- _Your task_
Print the listing as it stands, omitting all images.

- _Data to use_

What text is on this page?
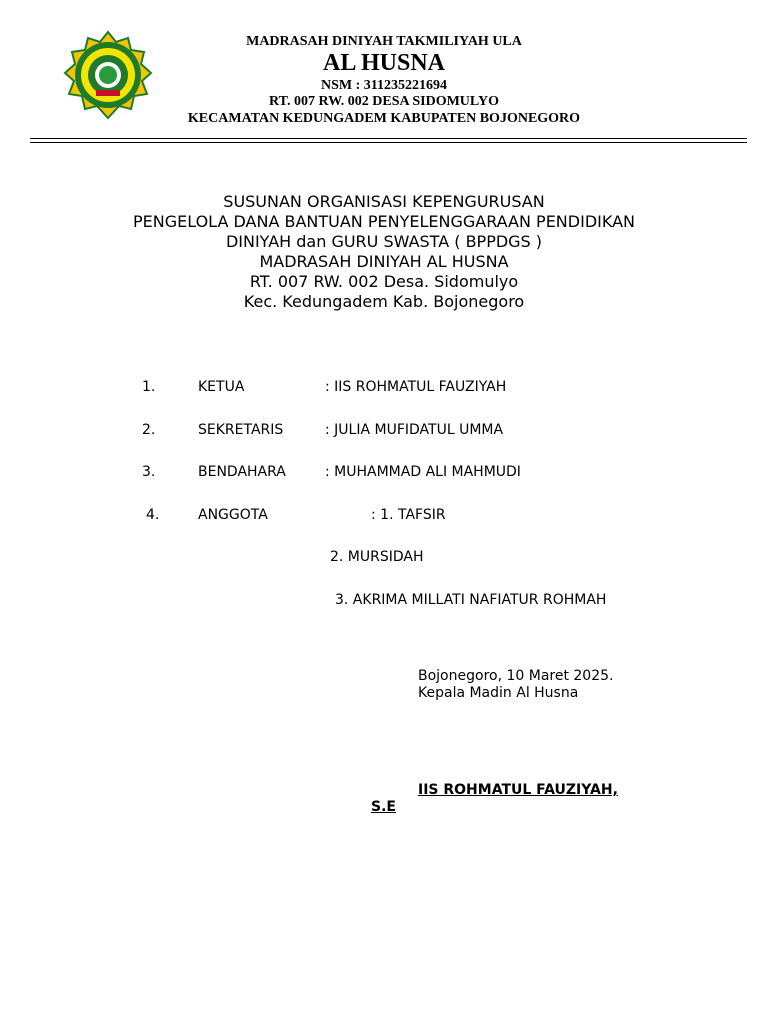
MADRASAH DINIYAH TAKMILIYAH ULA
AL HUSNA
NSM : 311235221694
RT. 007 RW. 002 DESA SIDOMULYO
KECAMATAN KEDUNGADEM KABUPATEN BOJONEGORO
SUSUNAN ORGANISASI KEPENGURUSAN
PENGELOLA DANA BANTUAN PENYELENGGARAAN PENDIDIKAN
DINIYAH dan GURU SWASTA ( BPPDGS )
MADRASAH DINIYAH AL HUSNA
RT. 007 RW. 002 Desa. Sidomulyo
Kec. Kedungadem Kab. Bojonegoro
1.	KETUA	: IIS ROHMATUL FAUZIYAH
2.	SEKRETARIS	: JULIA MUFIDATUL UMMA
3.	BENDAHARA	: MUHAMMAD ALI MAHMUDI
4.	ANGGOTA	: 1. TAFSIR
2. MURSIDAH
3. AKRIMA MILLATI NAFIATUR ROHMAH
Bojonegoro, 10 Maret 2025.
Kepala Madin Al Husna
IIS ROHMATUL FAUZIYAH,
S.E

- _Solution for this task_
What text is on this page?
MADRASAH DINIYAH TAKMILIYAH ULA
AL HUSNA
NSM : 311235221694
RT. 007 RW. 002 DESA SIDOMULYO
KECAMATAN KEDUNGADEM KABUPATEN BOJONEGORO
SUSUNAN ORGANISASI KEPENGURUSAN
PENGELOLA DANA BANTUAN PENYELENGGARAAN PENDIDIKAN
DINIYAH dan GURU SWASTA ( BPPDGS )
MADRASAH DINIYAH AL HUSNA
RT. 007 RW. 002 Desa. Sidomulyo
Kec. Kedungadem Kab. Bojonegoro
1.	KETUA	: IIS ROHMATUL FAUZIYAH
2.	SEKRETARIS	: JULIA MUFIDATUL UMMA
3.	BENDAHARA	: MUHAMMAD ALI MAHMUDI
4.	ANGGOTA	: 1. TAFSIR
2. MURSIDAH
3. AKRIMA MILLATI NAFIATUR ROHMAH
Bojonegoro, 10 Maret 2025.
Kepala Madin Al Husna
IIS ROHMATUL FAUZIYAH,
S.E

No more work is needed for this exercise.